(Problem to work on): Tally every line of the listing where the string "Reservation" is found, and state the total alone.

Collected data:
-- BEGIN --
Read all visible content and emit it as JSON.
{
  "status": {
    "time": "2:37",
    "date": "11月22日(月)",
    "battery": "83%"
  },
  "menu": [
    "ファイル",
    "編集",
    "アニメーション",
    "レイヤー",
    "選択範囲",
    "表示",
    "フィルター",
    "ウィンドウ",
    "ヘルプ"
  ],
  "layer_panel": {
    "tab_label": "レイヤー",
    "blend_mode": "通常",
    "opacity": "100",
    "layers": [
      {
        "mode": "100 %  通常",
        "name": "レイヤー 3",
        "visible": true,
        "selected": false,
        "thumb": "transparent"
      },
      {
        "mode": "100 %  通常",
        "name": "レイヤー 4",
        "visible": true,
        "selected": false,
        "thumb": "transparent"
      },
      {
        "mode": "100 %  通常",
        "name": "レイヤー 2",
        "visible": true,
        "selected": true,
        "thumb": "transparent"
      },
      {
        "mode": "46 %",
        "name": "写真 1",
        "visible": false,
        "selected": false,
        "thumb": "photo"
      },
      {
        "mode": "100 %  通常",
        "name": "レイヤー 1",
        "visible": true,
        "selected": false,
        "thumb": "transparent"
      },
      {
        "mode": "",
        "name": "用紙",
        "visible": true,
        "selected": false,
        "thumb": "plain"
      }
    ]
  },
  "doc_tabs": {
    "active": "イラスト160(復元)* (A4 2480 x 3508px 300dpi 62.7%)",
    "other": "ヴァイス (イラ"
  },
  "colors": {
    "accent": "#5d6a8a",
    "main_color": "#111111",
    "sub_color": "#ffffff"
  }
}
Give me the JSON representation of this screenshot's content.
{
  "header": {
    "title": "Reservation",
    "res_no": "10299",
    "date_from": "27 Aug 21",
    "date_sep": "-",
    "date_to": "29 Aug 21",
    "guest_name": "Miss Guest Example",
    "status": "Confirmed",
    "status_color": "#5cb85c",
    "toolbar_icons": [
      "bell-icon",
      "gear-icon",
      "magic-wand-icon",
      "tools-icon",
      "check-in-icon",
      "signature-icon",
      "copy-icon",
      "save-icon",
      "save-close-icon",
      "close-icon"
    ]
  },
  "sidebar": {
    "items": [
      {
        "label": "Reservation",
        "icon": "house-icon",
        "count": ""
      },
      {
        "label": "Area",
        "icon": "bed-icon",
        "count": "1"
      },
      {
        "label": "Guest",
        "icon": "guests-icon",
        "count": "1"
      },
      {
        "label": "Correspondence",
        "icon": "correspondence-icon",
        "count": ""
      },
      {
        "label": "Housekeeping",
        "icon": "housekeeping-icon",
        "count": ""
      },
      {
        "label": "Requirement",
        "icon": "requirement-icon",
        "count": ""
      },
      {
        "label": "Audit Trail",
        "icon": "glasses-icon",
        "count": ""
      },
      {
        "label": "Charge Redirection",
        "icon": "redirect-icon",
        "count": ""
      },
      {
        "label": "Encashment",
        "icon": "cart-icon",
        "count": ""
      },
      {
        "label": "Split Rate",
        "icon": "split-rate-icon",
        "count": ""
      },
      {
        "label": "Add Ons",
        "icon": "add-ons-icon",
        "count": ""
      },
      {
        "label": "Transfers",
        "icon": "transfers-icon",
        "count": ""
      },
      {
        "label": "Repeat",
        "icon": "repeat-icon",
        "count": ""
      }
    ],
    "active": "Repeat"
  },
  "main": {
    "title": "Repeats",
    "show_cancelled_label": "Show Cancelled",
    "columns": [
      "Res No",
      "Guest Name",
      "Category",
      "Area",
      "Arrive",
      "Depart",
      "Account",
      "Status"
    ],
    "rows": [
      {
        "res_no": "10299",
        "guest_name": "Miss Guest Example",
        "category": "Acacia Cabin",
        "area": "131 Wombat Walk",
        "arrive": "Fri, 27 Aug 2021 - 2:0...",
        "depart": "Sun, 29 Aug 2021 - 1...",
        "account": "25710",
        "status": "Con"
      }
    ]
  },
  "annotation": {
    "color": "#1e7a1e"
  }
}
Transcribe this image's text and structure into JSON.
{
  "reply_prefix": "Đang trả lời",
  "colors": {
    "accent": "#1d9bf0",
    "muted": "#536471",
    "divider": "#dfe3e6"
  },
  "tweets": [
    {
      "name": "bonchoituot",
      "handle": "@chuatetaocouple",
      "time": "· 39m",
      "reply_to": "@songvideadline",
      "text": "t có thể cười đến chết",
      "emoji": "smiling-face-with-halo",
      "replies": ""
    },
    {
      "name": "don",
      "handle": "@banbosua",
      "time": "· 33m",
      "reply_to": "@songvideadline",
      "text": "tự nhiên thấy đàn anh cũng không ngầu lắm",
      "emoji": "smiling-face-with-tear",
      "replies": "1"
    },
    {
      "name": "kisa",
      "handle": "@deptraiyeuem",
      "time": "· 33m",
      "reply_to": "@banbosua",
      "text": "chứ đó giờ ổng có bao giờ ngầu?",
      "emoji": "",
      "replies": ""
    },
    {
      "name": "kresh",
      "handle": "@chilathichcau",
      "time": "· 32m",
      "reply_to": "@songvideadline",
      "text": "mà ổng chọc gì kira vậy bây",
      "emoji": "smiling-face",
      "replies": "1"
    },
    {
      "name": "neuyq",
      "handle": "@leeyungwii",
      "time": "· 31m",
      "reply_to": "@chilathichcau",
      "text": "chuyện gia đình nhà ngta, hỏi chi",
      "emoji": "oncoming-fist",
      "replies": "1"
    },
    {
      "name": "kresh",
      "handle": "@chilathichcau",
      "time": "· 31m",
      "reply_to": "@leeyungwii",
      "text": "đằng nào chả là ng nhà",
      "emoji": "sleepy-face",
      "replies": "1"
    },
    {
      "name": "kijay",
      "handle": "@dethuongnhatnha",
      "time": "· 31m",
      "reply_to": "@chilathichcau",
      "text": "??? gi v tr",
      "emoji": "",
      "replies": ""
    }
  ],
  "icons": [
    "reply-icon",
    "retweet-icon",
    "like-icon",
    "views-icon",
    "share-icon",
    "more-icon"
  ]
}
-- END --
(Solution to this exercise): 2